PROBLEM STATEMENT -> Tally the lines in these records that hold the string "name", and reply with the number alone.

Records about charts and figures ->
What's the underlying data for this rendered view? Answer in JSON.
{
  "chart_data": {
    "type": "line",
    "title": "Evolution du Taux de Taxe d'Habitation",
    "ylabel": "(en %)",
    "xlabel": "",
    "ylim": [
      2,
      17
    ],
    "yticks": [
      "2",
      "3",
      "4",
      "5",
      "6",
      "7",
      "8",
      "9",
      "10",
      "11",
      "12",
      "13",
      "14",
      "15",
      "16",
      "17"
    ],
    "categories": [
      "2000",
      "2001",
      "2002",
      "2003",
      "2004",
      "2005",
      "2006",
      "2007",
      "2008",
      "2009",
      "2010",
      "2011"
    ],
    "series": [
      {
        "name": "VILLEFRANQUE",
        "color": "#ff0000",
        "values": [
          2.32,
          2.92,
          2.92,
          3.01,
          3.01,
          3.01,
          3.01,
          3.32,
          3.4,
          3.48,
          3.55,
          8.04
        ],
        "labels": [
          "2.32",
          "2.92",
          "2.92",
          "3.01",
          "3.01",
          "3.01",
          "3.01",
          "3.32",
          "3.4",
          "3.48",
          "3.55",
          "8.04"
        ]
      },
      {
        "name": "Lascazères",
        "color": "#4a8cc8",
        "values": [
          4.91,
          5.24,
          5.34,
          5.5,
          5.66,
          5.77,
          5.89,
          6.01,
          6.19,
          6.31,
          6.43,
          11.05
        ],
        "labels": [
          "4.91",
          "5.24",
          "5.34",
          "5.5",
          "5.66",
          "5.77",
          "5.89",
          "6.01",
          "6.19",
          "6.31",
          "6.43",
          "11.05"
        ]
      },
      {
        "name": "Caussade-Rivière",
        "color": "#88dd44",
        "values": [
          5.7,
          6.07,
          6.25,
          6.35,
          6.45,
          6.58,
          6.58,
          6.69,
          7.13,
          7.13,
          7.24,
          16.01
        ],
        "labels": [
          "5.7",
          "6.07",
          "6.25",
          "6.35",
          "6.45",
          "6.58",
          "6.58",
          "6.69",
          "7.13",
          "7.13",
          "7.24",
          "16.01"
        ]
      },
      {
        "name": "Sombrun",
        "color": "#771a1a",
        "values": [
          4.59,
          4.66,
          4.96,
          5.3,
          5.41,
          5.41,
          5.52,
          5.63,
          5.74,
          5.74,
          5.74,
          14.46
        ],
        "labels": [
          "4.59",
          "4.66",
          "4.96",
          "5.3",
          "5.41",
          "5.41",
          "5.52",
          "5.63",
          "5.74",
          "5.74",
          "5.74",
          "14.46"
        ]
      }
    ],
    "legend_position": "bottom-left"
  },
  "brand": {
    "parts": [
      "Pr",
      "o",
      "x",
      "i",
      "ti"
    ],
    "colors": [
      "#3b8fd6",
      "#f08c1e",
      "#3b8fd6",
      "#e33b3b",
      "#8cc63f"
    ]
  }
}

TASK RESULT -> 4